■ **GOAL**
Reading the listing below, count the lines that contain the word "latin" and give that count alone.

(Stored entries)
++++++++

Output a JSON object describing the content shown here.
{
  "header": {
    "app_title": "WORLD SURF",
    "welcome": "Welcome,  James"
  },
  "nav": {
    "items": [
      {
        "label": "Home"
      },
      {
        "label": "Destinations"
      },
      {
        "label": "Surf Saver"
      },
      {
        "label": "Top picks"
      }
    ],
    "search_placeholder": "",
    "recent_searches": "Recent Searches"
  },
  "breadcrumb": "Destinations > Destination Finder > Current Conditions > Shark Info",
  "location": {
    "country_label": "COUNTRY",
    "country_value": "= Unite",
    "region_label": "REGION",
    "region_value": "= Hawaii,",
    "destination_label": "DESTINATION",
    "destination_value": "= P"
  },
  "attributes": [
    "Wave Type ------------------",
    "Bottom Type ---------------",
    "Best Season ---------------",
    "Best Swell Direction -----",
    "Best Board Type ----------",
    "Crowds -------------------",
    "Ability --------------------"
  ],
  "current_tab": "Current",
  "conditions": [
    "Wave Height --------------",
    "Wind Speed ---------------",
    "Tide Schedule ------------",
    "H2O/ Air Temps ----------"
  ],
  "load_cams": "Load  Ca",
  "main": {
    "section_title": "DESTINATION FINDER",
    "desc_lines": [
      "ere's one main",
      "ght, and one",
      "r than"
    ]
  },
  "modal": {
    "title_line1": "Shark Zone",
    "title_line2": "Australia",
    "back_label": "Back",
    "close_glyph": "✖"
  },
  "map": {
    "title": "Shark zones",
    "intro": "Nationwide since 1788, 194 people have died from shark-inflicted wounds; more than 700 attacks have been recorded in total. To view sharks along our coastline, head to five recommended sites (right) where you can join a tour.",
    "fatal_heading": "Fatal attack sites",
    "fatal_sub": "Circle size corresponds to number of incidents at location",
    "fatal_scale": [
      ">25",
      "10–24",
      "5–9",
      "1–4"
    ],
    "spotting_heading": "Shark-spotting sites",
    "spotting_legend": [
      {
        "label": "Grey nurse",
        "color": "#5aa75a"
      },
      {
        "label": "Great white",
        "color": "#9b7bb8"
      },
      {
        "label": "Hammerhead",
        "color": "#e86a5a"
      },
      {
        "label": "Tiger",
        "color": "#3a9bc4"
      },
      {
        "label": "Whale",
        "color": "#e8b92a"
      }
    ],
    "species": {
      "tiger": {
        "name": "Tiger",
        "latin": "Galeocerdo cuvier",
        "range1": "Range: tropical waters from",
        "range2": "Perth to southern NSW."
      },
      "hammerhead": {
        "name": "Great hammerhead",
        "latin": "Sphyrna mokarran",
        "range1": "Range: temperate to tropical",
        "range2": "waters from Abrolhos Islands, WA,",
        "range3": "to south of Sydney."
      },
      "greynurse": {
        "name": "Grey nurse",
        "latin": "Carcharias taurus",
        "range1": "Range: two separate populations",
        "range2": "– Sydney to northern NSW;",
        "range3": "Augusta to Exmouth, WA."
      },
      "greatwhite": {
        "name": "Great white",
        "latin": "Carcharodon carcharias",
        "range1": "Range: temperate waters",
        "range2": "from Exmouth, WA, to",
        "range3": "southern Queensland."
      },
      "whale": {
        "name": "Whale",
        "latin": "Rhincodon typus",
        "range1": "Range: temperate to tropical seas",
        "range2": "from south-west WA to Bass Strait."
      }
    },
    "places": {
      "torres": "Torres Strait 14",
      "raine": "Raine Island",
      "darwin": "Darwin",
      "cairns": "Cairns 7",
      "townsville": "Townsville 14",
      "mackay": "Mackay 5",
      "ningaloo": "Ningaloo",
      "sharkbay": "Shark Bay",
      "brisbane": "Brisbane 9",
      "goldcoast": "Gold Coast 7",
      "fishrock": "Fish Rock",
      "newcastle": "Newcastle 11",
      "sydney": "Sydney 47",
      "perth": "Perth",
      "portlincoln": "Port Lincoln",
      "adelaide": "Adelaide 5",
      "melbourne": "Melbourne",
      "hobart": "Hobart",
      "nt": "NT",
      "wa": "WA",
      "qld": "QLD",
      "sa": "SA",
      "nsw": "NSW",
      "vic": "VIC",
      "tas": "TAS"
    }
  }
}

++++++++

■ **EXERCISE ANSWER**
5